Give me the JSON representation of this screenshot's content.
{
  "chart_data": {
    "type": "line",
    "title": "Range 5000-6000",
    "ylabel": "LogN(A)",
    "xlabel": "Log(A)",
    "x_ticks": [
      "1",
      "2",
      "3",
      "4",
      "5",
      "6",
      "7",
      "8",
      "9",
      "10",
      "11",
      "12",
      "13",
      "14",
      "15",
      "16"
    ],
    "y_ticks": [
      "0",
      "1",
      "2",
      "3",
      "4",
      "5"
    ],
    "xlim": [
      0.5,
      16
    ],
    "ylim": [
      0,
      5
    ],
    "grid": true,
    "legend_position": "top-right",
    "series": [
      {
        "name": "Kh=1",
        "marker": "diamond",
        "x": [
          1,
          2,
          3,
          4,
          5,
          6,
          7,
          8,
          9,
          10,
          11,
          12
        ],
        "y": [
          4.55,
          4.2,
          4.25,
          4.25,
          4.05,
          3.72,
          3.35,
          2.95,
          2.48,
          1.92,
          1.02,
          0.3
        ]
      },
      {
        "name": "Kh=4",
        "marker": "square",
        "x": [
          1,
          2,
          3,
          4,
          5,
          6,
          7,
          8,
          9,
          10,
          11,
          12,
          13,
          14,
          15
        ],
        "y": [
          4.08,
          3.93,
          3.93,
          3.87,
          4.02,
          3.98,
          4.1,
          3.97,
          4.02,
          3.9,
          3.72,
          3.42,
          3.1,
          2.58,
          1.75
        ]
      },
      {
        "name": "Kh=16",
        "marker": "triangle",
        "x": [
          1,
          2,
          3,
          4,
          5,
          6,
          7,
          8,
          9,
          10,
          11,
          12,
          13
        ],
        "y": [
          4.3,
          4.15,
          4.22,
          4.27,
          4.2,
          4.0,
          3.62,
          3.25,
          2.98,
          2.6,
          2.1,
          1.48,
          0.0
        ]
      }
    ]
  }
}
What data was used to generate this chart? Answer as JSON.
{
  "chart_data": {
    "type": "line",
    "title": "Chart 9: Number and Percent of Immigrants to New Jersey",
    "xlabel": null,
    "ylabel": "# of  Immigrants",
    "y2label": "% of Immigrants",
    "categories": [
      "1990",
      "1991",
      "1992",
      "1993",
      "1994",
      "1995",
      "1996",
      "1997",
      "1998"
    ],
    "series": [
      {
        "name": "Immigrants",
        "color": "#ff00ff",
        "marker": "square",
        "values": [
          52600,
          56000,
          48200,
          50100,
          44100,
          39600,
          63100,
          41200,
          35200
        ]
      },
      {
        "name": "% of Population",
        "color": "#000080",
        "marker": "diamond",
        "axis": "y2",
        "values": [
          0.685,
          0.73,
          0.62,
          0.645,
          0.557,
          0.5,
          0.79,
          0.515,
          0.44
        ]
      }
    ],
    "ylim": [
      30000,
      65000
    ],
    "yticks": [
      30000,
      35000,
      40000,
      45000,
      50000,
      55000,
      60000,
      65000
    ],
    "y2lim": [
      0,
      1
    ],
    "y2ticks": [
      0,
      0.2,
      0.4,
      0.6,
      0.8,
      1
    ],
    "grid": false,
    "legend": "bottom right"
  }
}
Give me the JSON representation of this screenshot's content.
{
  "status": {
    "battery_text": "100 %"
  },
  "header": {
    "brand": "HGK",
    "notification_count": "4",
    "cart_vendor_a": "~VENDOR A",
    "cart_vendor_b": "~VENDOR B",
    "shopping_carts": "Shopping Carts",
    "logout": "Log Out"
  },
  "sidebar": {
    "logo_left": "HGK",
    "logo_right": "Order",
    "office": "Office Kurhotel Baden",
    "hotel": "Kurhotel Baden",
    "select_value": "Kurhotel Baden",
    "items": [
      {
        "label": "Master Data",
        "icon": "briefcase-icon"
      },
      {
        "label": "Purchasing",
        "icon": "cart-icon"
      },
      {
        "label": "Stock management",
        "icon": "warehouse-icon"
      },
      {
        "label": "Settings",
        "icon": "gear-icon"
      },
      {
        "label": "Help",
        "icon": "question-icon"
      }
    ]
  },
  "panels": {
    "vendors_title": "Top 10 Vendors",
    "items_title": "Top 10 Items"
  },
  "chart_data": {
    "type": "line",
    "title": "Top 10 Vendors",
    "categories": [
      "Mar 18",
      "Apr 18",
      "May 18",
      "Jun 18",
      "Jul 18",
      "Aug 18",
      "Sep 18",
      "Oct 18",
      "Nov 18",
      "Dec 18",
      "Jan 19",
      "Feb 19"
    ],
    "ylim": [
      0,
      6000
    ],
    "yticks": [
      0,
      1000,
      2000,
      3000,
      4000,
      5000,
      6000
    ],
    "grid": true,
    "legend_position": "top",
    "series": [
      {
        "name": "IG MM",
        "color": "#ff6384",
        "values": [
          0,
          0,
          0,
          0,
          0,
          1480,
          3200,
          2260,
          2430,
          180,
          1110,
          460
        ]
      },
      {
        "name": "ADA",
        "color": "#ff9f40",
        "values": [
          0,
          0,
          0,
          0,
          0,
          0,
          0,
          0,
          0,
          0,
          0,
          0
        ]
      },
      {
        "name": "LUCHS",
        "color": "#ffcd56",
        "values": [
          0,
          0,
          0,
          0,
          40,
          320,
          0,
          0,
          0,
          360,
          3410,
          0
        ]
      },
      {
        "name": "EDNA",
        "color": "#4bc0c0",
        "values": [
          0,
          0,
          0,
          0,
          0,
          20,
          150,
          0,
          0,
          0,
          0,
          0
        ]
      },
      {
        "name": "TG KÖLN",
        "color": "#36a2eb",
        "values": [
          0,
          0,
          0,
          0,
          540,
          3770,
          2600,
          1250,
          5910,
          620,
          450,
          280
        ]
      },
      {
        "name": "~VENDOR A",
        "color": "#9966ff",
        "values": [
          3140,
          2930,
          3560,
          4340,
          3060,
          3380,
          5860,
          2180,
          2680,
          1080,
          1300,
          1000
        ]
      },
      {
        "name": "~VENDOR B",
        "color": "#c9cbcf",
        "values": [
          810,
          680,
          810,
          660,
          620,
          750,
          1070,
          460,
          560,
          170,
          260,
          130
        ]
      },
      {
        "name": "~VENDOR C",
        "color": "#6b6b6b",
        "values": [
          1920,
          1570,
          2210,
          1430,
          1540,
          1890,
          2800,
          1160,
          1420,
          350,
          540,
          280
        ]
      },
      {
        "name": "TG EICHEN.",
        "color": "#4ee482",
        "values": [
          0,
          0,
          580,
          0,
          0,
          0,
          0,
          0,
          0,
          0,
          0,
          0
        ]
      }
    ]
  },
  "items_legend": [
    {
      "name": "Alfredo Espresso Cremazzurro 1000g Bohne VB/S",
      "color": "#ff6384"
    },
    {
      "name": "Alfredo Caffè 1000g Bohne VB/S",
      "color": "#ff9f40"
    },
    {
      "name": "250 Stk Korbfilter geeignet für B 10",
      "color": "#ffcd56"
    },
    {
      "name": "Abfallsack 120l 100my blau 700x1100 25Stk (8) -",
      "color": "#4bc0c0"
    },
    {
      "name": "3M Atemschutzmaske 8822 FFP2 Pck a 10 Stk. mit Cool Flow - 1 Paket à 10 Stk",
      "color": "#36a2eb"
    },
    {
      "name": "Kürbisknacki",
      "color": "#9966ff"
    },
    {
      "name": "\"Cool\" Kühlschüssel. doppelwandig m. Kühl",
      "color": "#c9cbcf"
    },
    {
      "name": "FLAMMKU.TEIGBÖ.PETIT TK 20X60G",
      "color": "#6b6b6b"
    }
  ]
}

• [Problem]: Return from the data every line that holds "Bohne".

• [Solved problem]:
      "name": "Alfredo Espresso Cremazzurro 1000g Bohne VB/S",
      "name": "Alfredo Caffè 1000g Bohne VB/S",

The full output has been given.